> Goal
In this exercise, reproduce all the entries that follow exactly.

Data entries
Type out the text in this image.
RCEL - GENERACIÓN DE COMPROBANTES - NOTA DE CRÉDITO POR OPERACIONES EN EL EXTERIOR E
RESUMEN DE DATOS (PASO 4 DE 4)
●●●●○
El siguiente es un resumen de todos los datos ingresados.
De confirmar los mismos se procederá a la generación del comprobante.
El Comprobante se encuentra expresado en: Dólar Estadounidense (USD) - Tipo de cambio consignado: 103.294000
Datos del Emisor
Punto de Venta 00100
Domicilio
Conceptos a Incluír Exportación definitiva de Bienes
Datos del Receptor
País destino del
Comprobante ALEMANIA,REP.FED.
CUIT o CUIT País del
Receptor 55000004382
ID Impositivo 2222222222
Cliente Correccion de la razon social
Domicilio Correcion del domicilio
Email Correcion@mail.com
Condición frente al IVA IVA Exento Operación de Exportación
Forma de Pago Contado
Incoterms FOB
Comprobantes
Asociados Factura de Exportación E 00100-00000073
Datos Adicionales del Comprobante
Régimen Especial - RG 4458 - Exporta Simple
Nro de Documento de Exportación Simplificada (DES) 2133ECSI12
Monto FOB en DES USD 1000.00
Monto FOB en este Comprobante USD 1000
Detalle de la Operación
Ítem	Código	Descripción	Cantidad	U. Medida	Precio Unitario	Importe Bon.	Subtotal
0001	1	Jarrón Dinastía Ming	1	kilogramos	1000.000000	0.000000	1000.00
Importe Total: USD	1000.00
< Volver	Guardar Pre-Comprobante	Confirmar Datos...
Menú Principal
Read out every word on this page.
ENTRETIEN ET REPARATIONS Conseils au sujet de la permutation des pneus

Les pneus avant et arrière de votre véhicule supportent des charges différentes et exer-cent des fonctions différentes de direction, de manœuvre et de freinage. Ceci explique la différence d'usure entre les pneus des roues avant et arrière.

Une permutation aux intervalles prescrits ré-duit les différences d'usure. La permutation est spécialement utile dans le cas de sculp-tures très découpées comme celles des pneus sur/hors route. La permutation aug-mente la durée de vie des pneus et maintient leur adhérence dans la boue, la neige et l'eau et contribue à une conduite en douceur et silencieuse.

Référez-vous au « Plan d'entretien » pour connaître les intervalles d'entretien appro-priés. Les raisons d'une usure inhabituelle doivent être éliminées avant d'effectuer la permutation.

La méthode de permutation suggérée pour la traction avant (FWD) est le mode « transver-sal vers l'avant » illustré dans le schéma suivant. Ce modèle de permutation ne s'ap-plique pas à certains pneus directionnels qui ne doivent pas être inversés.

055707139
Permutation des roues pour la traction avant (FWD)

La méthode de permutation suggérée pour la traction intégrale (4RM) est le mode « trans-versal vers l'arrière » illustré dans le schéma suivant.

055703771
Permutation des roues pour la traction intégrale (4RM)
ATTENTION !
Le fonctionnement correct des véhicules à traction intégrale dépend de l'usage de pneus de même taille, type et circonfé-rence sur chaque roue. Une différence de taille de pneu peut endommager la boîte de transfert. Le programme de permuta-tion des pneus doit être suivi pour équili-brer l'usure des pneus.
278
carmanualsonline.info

> Reply
Type out the text in this image.
RCEL - GENERACIÓN DE COMPROBANTES - NOTA DE CRÉDITO POR OPERACIONES EN EL EXTERIOR E
RESUMEN DE DATOS (PASO 4 DE 4)
●●●●○
El siguiente es un resumen de todos los datos ingresados.
De confirmar los mismos se procederá a la generación del comprobante.
El Comprobante se encuentra expresado en: Dólar Estadounidense (USD) - Tipo de cambio consignado: 103.294000
Datos del Emisor
Punto de Venta 00100
Domicilio
Conceptos a Incluír Exportación definitiva de Bienes
Datos del Receptor
País destino del
Comprobante ALEMANIA,REP.FED.
CUIT o CUIT País del
Receptor 55000004382
ID Impositivo 2222222222
Cliente Correccion de la razon social
Domicilio Correcion del domicilio
Email Correcion@mail.com
Condición frente al IVA IVA Exento Operación de Exportación
Forma de Pago Contado
Incoterms FOB
Comprobantes
Asociados Factura de Exportación E 00100-00000073
Datos Adicionales del Comprobante
Régimen Especial - RG 4458 - Exporta Simple
Nro de Documento de Exportación Simplificada (DES) 2133ECSI12
Monto FOB en DES USD 1000.00
Monto FOB en este Comprobante USD 1000
Detalle de la Operación
Ítem	Código	Descripción	Cantidad	U. Medida	Precio Unitario	Importe Bon.	Subtotal
0001	1	Jarrón Dinastía Ming	1	kilogramos	1000.000000	0.000000	1000.00
Importe Total: USD	1000.00
< Volver	Guardar Pre-Comprobante	Confirmar Datos...
Menú Principal
Read out every word on this page.
ENTRETIEN ET REPARATIONS Conseils au sujet de la permutation des pneus

Les pneus avant et arrière de votre véhicule supportent des charges différentes et exer-cent des fonctions différentes de direction, de manœuvre et de freinage. Ceci explique la différence d'usure entre les pneus des roues avant et arrière.

Une permutation aux intervalles prescrits ré-duit les différences d'usure. La permutation est spécialement utile dans le cas de sculp-tures très découpées comme celles des pneus sur/hors route. La permutation aug-mente la durée de vie des pneus et maintient leur adhérence dans la boue, la neige et l'eau et contribue à une conduite en douceur et silencieuse.

Référez-vous au « Plan d'entretien » pour connaître les intervalles d'entretien appro-priés. Les raisons d'une usure inhabituelle doivent être éliminées avant d'effectuer la permutation.

La méthode de permutation suggérée pour la traction avant (FWD) est le mode « transver-sal vers l'avant » illustré dans le schéma suivant. Ce modèle de permutation ne s'ap-plique pas à certains pneus directionnels qui ne doivent pas être inversés.

055707139
Permutation des roues pour la traction avant (FWD)

La méthode de permutation suggérée pour la traction intégrale (4RM) est le mode « trans-versal vers l'arrière » illustré dans le schéma suivant.

055703771
Permutation des roues pour la traction intégrale (4RM)
ATTENTION !
Le fonctionnement correct des véhicules à traction intégrale dépend de l'usage de pneus de même taille, type et circonfé-rence sur chaque roue. Une différence de taille de pneu peut endommager la boîte de transfert. Le programme de permuta-tion des pneus doit être suivi pour équili-brer l'usure des pneus.
278
carmanualsonline.info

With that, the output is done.